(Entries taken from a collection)
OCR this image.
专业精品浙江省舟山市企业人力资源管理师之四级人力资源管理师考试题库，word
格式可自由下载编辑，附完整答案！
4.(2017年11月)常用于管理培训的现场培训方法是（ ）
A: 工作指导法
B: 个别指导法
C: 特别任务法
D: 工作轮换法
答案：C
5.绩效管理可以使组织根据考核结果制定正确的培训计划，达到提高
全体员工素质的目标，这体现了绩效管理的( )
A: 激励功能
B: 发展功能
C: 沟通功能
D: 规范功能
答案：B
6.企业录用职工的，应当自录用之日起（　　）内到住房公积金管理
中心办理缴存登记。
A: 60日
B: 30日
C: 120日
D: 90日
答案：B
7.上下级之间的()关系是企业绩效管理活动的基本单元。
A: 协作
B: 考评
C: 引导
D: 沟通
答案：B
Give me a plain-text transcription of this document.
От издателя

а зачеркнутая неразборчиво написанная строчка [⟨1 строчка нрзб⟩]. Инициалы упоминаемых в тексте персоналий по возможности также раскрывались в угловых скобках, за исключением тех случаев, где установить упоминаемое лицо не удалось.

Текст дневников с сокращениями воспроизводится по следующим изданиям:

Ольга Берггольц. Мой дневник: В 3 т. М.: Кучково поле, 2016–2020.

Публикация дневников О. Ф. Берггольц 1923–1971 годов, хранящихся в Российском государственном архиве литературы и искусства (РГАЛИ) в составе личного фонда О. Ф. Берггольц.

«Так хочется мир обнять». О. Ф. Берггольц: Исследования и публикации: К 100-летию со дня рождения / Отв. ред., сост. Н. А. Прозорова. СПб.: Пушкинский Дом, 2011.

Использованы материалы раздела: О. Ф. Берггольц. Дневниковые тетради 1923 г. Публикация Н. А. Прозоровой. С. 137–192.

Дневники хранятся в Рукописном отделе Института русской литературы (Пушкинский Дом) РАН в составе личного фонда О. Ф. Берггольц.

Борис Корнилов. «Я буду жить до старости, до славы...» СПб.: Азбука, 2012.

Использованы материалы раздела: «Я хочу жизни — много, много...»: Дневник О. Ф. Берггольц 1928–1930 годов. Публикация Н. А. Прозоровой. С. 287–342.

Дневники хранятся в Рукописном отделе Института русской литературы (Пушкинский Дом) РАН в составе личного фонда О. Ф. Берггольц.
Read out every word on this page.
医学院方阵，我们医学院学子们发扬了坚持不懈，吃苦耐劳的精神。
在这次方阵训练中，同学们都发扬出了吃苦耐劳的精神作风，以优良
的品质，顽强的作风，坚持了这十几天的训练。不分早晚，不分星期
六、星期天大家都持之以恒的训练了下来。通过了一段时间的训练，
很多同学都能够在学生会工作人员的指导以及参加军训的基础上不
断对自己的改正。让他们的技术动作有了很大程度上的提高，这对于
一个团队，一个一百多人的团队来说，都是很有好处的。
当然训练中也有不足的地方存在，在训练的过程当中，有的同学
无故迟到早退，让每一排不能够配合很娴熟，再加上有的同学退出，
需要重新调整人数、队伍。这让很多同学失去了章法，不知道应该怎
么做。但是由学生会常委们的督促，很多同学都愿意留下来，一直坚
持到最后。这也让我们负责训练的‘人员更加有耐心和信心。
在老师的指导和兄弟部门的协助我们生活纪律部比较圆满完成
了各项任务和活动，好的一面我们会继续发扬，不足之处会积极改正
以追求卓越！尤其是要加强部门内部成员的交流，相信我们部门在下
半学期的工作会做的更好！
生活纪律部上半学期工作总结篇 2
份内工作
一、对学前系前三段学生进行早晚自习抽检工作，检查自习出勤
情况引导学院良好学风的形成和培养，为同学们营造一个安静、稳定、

WHAT TO PRODUCE
Copy all of the data exactly.

SOLVED EXERCISE
OCR this image.
专业精品浙江省舟山市企业人力资源管理师之四级人力资源管理师考试题库，word
格式可自由下载编辑，附完整答案！
4.(2017年11月)常用于管理培训的现场培训方法是（ ）
A: 工作指导法
B: 个别指导法
C: 特别任务法
D: 工作轮换法
答案：C
5.绩效管理可以使组织根据考核结果制定正确的培训计划，达到提高
全体员工素质的目标，这体现了绩效管理的( )
A: 激励功能
B: 发展功能
C: 沟通功能
D: 规范功能
答案：B
6.企业录用职工的，应当自录用之日起（　　）内到住房公积金管理
中心办理缴存登记。
A: 60日
B: 30日
C: 120日
D: 90日
答案：B
7.上下级之间的()关系是企业绩效管理活动的基本单元。
A: 协作
B: 考评
C: 引导
D: 沟通
答案：B
Give me a plain-text transcription of this document.
От издателя

а зачеркнутая неразборчиво написанная строчка [⟨1 строчка нрзб⟩]. Инициалы упоминаемых в тексте персоналий по возможности также раскрывались в угловых скобках, за исключением тех случаев, где установить упоминаемое лицо не удалось.

Текст дневников с сокращениями воспроизводится по следующим изданиям:

Ольга Берггольц. Мой дневник: В 3 т. М.: Кучково поле, 2016–2020.

Публикация дневников О. Ф. Берггольц 1923–1971 годов, хранящихся в Российском государственном архиве литературы и искусства (РГАЛИ) в составе личного фонда О. Ф. Берггольц.

«Так хочется мир обнять». О. Ф. Берггольц: Исследования и публикации: К 100-летию со дня рождения / Отв. ред., сост. Н. А. Прозорова. СПб.: Пушкинский Дом, 2011.

Использованы материалы раздела: О. Ф. Берггольц. Дневниковые тетради 1923 г. Публикация Н. А. Прозоровой. С. 137–192.

Дневники хранятся в Рукописном отделе Института русской литературы (Пушкинский Дом) РАН в составе личного фонда О. Ф. Берггольц.

Борис Корнилов. «Я буду жить до старости, до славы...» СПб.: Азбука, 2012.

Использованы материалы раздела: «Я хочу жизни — много, много...»: Дневник О. Ф. Берггольц 1928–1930 годов. Публикация Н. А. Прозоровой. С. 287–342.

Дневники хранятся в Рукописном отделе Института русской литературы (Пушкинский Дом) РАН в составе личного фонда О. Ф. Берггольц.
Read out every word on this page.
医学院方阵，我们医学院学子们发扬了坚持不懈，吃苦耐劳的精神。
在这次方阵训练中，同学们都发扬出了吃苦耐劳的精神作风，以优良
的品质，顽强的作风，坚持了这十几天的训练。不分早晚，不分星期
六、星期天大家都持之以恒的训练了下来。通过了一段时间的训练，
很多同学都能够在学生会工作人员的指导以及参加军训的基础上不
断对自己的改正。让他们的技术动作有了很大程度上的提高，这对于
一个团队，一个一百多人的团队来说，都是很有好处的。
当然训练中也有不足的地方存在，在训练的过程当中，有的同学
无故迟到早退，让每一排不能够配合很娴熟，再加上有的同学退出，
需要重新调整人数、队伍。这让很多同学失去了章法，不知道应该怎
么做。但是由学生会常委们的督促，很多同学都愿意留下来，一直坚
持到最后。这也让我们负责训练的‘人员更加有耐心和信心。
在老师的指导和兄弟部门的协助我们生活纪律部比较圆满完成
了各项任务和活动，好的一面我们会继续发扬，不足之处会积极改正
以追求卓越！尤其是要加强部门内部成员的交流，相信我们部门在下
半学期的工作会做的更好！
生活纪律部上半学期工作总结篇 2
份内工作
一、对学前系前三段学生进行早晚自习抽检工作，检查自习出勤
情况引导学院良好学风的形成和培养，为同学们营造一个安静、稳定、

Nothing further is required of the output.